━━━━━ RECORDS PROVIDED

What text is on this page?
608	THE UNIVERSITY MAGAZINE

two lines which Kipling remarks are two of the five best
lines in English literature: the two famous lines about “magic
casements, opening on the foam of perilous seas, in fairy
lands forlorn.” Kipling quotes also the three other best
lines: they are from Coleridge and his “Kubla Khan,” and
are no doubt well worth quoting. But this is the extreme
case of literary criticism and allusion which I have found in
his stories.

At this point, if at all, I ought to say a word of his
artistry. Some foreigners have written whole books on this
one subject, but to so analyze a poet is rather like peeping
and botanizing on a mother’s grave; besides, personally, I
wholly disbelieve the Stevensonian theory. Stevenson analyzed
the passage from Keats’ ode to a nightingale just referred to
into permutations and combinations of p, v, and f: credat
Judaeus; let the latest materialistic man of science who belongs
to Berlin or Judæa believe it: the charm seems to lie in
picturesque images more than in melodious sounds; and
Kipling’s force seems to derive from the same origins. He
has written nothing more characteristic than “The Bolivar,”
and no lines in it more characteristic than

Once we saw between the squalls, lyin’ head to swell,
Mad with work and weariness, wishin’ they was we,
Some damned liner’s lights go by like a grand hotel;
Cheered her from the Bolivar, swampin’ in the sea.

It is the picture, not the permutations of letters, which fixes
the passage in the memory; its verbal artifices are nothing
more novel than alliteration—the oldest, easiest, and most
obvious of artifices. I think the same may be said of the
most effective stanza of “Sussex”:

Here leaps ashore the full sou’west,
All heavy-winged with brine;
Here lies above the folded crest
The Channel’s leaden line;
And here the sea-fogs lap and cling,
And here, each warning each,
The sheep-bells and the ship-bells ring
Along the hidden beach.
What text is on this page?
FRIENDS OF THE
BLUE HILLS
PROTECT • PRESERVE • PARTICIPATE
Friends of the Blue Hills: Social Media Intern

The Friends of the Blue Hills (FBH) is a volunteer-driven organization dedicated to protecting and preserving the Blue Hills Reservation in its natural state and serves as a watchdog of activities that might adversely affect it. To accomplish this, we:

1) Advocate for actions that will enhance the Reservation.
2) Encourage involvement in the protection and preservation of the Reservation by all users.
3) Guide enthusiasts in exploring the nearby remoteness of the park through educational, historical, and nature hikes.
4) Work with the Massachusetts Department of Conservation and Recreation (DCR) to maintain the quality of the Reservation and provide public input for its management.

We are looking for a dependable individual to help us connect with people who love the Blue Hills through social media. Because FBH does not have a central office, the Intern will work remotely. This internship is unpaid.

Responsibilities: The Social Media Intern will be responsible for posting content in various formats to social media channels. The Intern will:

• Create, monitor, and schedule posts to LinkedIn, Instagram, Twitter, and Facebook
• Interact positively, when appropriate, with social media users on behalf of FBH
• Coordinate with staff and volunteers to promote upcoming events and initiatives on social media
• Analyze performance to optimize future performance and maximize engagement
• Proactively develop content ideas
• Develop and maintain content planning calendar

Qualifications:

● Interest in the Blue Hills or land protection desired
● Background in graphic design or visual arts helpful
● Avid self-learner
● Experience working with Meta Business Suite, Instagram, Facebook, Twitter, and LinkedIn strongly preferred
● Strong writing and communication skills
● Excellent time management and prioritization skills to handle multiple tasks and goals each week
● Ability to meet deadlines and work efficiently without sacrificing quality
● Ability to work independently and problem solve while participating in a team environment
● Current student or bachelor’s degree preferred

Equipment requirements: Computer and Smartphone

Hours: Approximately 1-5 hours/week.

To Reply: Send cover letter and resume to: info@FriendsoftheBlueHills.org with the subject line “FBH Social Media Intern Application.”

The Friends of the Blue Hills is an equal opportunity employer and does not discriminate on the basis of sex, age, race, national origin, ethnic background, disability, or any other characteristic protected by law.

━━━━━━━━━━

YOUR INSTRUCTIONS -> Take the data above and return it exactly.

CORRECT RESULT ->
What text is on this page?
608	THE UNIVERSITY MAGAZINE

two lines which Kipling remarks are two of the five best
lines in English literature: the two famous lines about “magic
casements, opening on the foam of perilous seas, in fairy
lands forlorn.” Kipling quotes also the three other best
lines: they are from Coleridge and his “Kubla Khan,” and
are no doubt well worth quoting. But this is the extreme
case of literary criticism and allusion which I have found in
his stories.

At this point, if at all, I ought to say a word of his
artistry. Some foreigners have written whole books on this
one subject, but to so analyze a poet is rather like peeping
and botanizing on a mother’s grave; besides, personally, I
wholly disbelieve the Stevensonian theory. Stevenson analyzed
the passage from Keats’ ode to a nightingale just referred to
into permutations and combinations of p, v, and f: credat
Judaeus; let the latest materialistic man of science who belongs
to Berlin or Judæa believe it: the charm seems to lie in
picturesque images more than in melodious sounds; and
Kipling’s force seems to derive from the same origins. He
has written nothing more characteristic than “The Bolivar,”
and no lines in it more characteristic than

Once we saw between the squalls, lyin’ head to swell,
Mad with work and weariness, wishin’ they was we,
Some damned liner’s lights go by like a grand hotel;
Cheered her from the Bolivar, swampin’ in the sea.

It is the picture, not the permutations of letters, which fixes
the passage in the memory; its verbal artifices are nothing
more novel than alliteration—the oldest, easiest, and most
obvious of artifices. I think the same may be said of the
most effective stanza of “Sussex”:

Here leaps ashore the full sou’west,
All heavy-winged with brine;
Here lies above the folded crest
The Channel’s leaden line;
And here the sea-fogs lap and cling,
And here, each warning each,
The sheep-bells and the ship-bells ring
Along the hidden beach.
What text is on this page?
FRIENDS OF THE
BLUE HILLS
PROTECT • PRESERVE • PARTICIPATE
Friends of the Blue Hills: Social Media Intern

The Friends of the Blue Hills (FBH) is a volunteer-driven organization dedicated to protecting and preserving the Blue Hills Reservation in its natural state and serves as a watchdog of activities that might adversely affect it. To accomplish this, we:

1) Advocate for actions that will enhance the Reservation.
2) Encourage involvement in the protection and preservation of the Reservation by all users.
3) Guide enthusiasts in exploring the nearby remoteness of the park through educational, historical, and nature hikes.
4) Work with the Massachusetts Department of Conservation and Recreation (DCR) to maintain the quality of the Reservation and provide public input for its management.

We are looking for a dependable individual to help us connect with people who love the Blue Hills through social media. Because FBH does not have a central office, the Intern will work remotely. This internship is unpaid.

Responsibilities: The Social Media Intern will be responsible for posting content in various formats to social media channels. The Intern will:

• Create, monitor, and schedule posts to LinkedIn, Instagram, Twitter, and Facebook
• Interact positively, when appropriate, with social media users on behalf of FBH
• Coordinate with staff and volunteers to promote upcoming events and initiatives on social media
• Analyze performance to optimize future performance and maximize engagement
• Proactively develop content ideas
• Develop and maintain content planning calendar

Qualifications:

● Interest in the Blue Hills or land protection desired
● Background in graphic design or visual arts helpful
● Avid self-learner
● Experience working with Meta Business Suite, Instagram, Facebook, Twitter, and LinkedIn strongly preferred
● Strong writing and communication skills
● Excellent time management and prioritization skills to handle multiple tasks and goals each week
● Ability to meet deadlines and work efficiently without sacrificing quality
● Ability to work independently and problem solve while participating in a team environment
● Current student or bachelor’s degree preferred

Equipment requirements: Computer and Smartphone

Hours: Approximately 1-5 hours/week.

To Reply: Send cover letter and resume to: info@FriendsoftheBlueHills.org with the subject line “FBH Social Media Intern Application.”

The Friends of the Blue Hills is an equal opportunity employer and does not discriminate on the basis of sex, age, race, national origin, ethnic background, disability, or any other characteristic protected by law.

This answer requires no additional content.